■ Available data:
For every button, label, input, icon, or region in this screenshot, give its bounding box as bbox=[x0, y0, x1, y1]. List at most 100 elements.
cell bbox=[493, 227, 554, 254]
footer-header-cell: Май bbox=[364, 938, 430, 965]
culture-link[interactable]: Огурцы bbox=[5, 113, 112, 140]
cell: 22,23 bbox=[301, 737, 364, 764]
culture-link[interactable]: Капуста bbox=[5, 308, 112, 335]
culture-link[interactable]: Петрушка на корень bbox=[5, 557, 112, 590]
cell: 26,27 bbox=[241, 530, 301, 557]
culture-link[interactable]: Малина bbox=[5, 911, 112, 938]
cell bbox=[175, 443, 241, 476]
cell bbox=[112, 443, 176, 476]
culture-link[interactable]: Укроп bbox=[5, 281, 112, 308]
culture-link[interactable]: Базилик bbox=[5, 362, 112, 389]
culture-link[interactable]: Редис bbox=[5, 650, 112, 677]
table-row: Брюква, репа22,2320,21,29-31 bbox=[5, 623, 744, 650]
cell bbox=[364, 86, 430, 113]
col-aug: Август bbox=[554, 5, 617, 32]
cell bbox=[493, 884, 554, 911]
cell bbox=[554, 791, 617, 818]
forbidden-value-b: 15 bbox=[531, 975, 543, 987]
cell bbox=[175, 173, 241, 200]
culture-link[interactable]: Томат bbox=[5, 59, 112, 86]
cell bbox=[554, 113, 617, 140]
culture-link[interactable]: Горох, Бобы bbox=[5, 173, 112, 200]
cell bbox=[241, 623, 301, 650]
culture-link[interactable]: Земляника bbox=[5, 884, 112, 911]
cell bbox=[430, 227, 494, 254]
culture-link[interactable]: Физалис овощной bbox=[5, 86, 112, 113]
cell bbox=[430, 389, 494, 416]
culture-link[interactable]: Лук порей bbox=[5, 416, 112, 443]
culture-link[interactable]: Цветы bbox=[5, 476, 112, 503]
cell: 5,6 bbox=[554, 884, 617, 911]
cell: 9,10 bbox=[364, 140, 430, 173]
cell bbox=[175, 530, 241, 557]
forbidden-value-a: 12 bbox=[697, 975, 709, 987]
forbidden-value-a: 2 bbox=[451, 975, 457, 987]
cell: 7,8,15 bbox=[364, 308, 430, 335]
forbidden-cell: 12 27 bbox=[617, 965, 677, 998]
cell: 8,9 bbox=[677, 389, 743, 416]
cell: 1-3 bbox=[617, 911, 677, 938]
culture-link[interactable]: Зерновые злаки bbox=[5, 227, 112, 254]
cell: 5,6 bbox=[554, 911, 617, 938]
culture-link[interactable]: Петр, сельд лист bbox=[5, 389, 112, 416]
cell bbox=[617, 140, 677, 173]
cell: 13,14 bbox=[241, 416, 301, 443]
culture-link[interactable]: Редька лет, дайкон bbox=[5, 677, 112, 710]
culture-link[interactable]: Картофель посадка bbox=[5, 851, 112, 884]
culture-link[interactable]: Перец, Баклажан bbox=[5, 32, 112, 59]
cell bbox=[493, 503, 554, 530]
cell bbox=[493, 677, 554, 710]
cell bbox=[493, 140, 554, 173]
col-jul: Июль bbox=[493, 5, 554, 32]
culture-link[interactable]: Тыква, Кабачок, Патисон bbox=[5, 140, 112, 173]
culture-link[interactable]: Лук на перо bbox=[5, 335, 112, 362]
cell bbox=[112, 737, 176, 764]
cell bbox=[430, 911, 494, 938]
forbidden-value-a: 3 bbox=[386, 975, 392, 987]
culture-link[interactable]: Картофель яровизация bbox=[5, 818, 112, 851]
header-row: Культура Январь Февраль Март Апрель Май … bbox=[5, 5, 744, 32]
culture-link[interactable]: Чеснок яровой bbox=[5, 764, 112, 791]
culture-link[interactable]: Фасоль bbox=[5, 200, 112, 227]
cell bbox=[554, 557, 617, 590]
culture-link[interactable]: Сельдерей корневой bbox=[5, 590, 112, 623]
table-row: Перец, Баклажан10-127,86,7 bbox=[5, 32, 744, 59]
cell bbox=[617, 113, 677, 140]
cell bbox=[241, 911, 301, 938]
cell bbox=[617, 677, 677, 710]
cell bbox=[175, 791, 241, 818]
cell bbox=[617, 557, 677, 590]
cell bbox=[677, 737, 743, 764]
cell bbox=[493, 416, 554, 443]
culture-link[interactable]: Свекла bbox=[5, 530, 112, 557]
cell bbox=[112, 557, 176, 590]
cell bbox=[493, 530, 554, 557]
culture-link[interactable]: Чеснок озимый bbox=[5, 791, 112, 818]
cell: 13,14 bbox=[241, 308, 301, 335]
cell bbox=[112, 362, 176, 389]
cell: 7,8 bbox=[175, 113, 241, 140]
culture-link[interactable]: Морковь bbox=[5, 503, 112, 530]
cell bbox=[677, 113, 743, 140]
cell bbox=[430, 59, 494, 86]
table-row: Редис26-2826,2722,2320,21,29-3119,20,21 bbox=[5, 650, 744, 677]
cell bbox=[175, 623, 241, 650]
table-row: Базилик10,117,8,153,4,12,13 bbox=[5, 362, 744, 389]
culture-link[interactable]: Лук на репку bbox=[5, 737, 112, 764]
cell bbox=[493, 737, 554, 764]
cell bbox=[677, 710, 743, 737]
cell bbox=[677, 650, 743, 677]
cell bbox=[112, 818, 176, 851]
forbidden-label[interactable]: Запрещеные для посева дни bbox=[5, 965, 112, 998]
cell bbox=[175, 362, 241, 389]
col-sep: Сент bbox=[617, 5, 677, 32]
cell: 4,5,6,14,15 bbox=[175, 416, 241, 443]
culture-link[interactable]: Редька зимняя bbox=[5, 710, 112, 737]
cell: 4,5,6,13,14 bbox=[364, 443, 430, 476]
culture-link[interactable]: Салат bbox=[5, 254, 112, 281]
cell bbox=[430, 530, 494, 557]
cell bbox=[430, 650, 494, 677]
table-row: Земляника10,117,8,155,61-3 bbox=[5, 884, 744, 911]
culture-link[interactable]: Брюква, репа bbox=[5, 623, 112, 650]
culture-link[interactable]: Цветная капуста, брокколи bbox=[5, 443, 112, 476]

■ Exercise aim: Convert the records above into a two-column Markdown table headed Row and Line. Number each line in order and place its text beside the number, skipping any blank lines.

■ Exercise solution:
| Row | Line |
|---|---|
| 1 | For every button, label, input, icon, or region in this screenshot, give its bounding box as bbox=[x0, y0, x1, y1]. List at most 100 elements. |
| 2 | cell bbox=[493, 227, 554, 254] |
| 3 | footer-header-cell: Май bbox=[364, 938, 430, 965] |
| 4 | culture-link[interactable]: Огурцы bbox=[5, 113, 112, 140] |
| 5 | cell: 22,23 bbox=[301, 737, 364, 764] |
| 6 | culture-link[interactable]: Капуста bbox=[5, 308, 112, 335] |
| 7 | culture-link[interactable]: Петрушка на корень bbox=[5, 557, 112, 590] |
| 8 | cell: 26,27 bbox=[241, 530, 301, 557] |
| 9 | culture-link[interactable]: Малина bbox=[5, 911, 112, 938] |
| 10 | cell bbox=[175, 443, 241, 476] |
| 11 | cell bbox=[112, 443, 176, 476] |
| 12 | culture-link[interactable]: Укроп bbox=[5, 281, 112, 308] |
| 13 | culture-link[interactable]: Базилик bbox=[5, 362, 112, 389] |
| 14 | culture-link[interactable]: Редис bbox=[5, 650, 112, 677] |
| 15 | table-row: Брюква, репа22,2320,21,29-31 bbox=[5, 623, 744, 650] |
| 16 | cell bbox=[364, 86, 430, 113] |
| 17 | col-aug: Август bbox=[554, 5, 617, 32] |
| 18 | cell bbox=[493, 884, 554, 911] |
| 19 | cell bbox=[554, 791, 617, 818] |
| 20 | forbidden-value-b: 15 bbox=[531, 975, 543, 987] |
| 21 | cell bbox=[175, 173, 241, 200] |
| 22 | culture-link[interactable]: Томат bbox=[5, 59, 112, 86] |
| 23 | cell bbox=[554, 113, 617, 140] |
| 24 | culture-link[interactable]: Горох, Бобы bbox=[5, 173, 112, 200] |
| 25 | cell bbox=[241, 623, 301, 650] |
| 26 | culture-link[interactable]: Земляника bbox=[5, 884, 112, 911] |
| 27 | cell bbox=[430, 227, 494, 254] |
| 28 | culture-link[interactable]: Физалис овощной bbox=[5, 86, 112, 113] |
| 29 | cell bbox=[430, 389, 494, 416] |
| 30 | culture-link[interactable]: Лук порей bbox=[5, 416, 112, 443] |
| 31 | culture-link[interactable]: Цветы bbox=[5, 476, 112, 503] |
| 32 | cell: 5,6 bbox=[554, 884, 617, 911] |
| 33 | cell: 9,10 bbox=[364, 140, 430, 173] |
| 34 | cell bbox=[175, 530, 241, 557] |
| 35 | forbidden-value-a: 12 bbox=[697, 975, 709, 987] |
| 36 | forbidden-value-a: 2 bbox=[451, 975, 457, 987] |
| 37 | cell: 7,8,15 bbox=[364, 308, 430, 335] |
| 38 | forbidden-cell: 12 27 bbox=[617, 965, 677, 998] |
| 39 | cell: 8,9 bbox=[677, 389, 743, 416] |
| 40 | cell: 1-3 bbox=[617, 911, 677, 938] |
| 41 | culture-link[interactable]: Зерновые злаки bbox=[5, 227, 112, 254] |
| 42 | cell: 5,6 bbox=[554, 911, 617, 938] |
| 43 | culture-link[interactable]: Петр, сельд лист bbox=[5, 389, 112, 416] |
| 44 | cell bbox=[617, 140, 677, 173] |
| 45 | cell: 13,14 bbox=[241, 416, 301, 443] |
| 46 | culture-link[interactable]: Редька лет, дайкон bbox=[5, 677, 112, 710] |
| 47 | culture-link[interactable]: Картофель посадка bbox=[5, 851, 112, 884] |
| 48 | culture-link[interactable]: Перец, Баклажан bbox=[5, 32, 112, 59] |
| 49 | cell bbox=[493, 503, 554, 530] |
| 50 | cell bbox=[493, 677, 554, 710] |
| 51 | cell bbox=[493, 140, 554, 173] |
| 52 | col-jul: Июль bbox=[493, 5, 554, 32] |
| 53 | culture-link[interactable]: Тыква, Кабачок, Патисон bbox=[5, 140, 112, 173] |
| 54 | culture-link[interactable]: Лук на перо bbox=[5, 335, 112, 362] |
| 55 | cell bbox=[112, 737, 176, 764] |
| 56 | cell bbox=[430, 911, 494, 938] |
| 57 | forbidden-value-a: 3 bbox=[386, 975, 392, 987] |
| 58 | culture-link[interactable]: Картофель яровизация bbox=[5, 818, 112, 851] |
| 59 | header-row: Культура Январь Февраль Март Апрель Май … bbox=[5, 5, 744, 32] |
| 60 | culture-link[interactable]: Чеснок яровой bbox=[5, 764, 112, 791] |
| 61 | culture-link[interactable]: Фасоль bbox=[5, 200, 112, 227] |
| 62 | cell bbox=[554, 557, 617, 590] |
| 63 | culture-link[interactable]: Сельдерей корневой bbox=[5, 590, 112, 623] |
| 64 | table-row: Перец, Баклажан10-127,86,7 bbox=[5, 32, 744, 59] |
| 65 | cell bbox=[617, 113, 677, 140] |
| 66 | cell bbox=[241, 911, 301, 938] |
| 67 | cell bbox=[617, 677, 677, 710] |
| 68 | cell bbox=[175, 791, 241, 818] |
| 69 | cell bbox=[617, 557, 677, 590] |
| 70 | cell bbox=[677, 737, 743, 764] |
| 71 | cell bbox=[493, 416, 554, 443] |
| 72 | culture-link[interactable]: Свекла bbox=[5, 530, 112, 557] |
| 73 | cell bbox=[112, 557, 176, 590] |
| 74 | cell bbox=[493, 530, 554, 557] |
| 75 | culture-link[interactable]: Чеснок озимый bbox=[5, 791, 112, 818] |
| 76 | cell: 13,14 bbox=[241, 308, 301, 335] |
| 77 | cell bbox=[112, 362, 176, 389] |
| 78 | cell: 7,8 bbox=[175, 113, 241, 140] |
| 79 | culture-link[interactable]: Морковь bbox=[5, 503, 112, 530] |
| 80 | cell bbox=[677, 113, 743, 140] |
| 81 | cell bbox=[430, 59, 494, 86] |
| 82 | table-row: Редис26-2826,2722,2320,21,29-3119,20,21 bbox=[5, 650, 744, 677] |
| 83 | cell bbox=[175, 623, 241, 650] |
| 84 | table-row: Базилик10,117,8,153,4,12,13 bbox=[5, 362, 744, 389] |
| 85 | culture-link[interactable]: Лук на репку bbox=[5, 737, 112, 764] |
| 86 | cell bbox=[493, 737, 554, 764] |
| 87 | cell bbox=[677, 710, 743, 737] |
| 88 | cell bbox=[677, 650, 743, 677] |
| 89 | cell bbox=[112, 818, 176, 851] |
| 90 | forbidden-label[interactable]: Запрещеные для посева дни bbox=[5, 965, 112, 998] |
| 91 | cell bbox=[175, 362, 241, 389] |
| 92 | col-sep: Сент bbox=[617, 5, 677, 32] |
| 93 | cell: 4,5,6,14,15 bbox=[175, 416, 241, 443] |
| 94 | culture-link[interactable]: Редька зимняя bbox=[5, 710, 112, 737] |
| 95 | cell: 4,5,6,13,14 bbox=[364, 443, 430, 476] |
| 96 | culture-link[interactable]: Салат bbox=[5, 254, 112, 281] |
| 97 | cell bbox=[430, 530, 494, 557] |
| 98 | cell bbox=[430, 650, 494, 677] |
| 99 | table-row: Земляника10,117,8,155,61-3 bbox=[5, 884, 744, 911] |
| 100 | culture-link[interactable]: Брюква, репа bbox=[5, 623, 112, 650] |
| 101 | culture-link[interactable]: Цветная капуста, брокколи bbox=[5, 443, 112, 476] |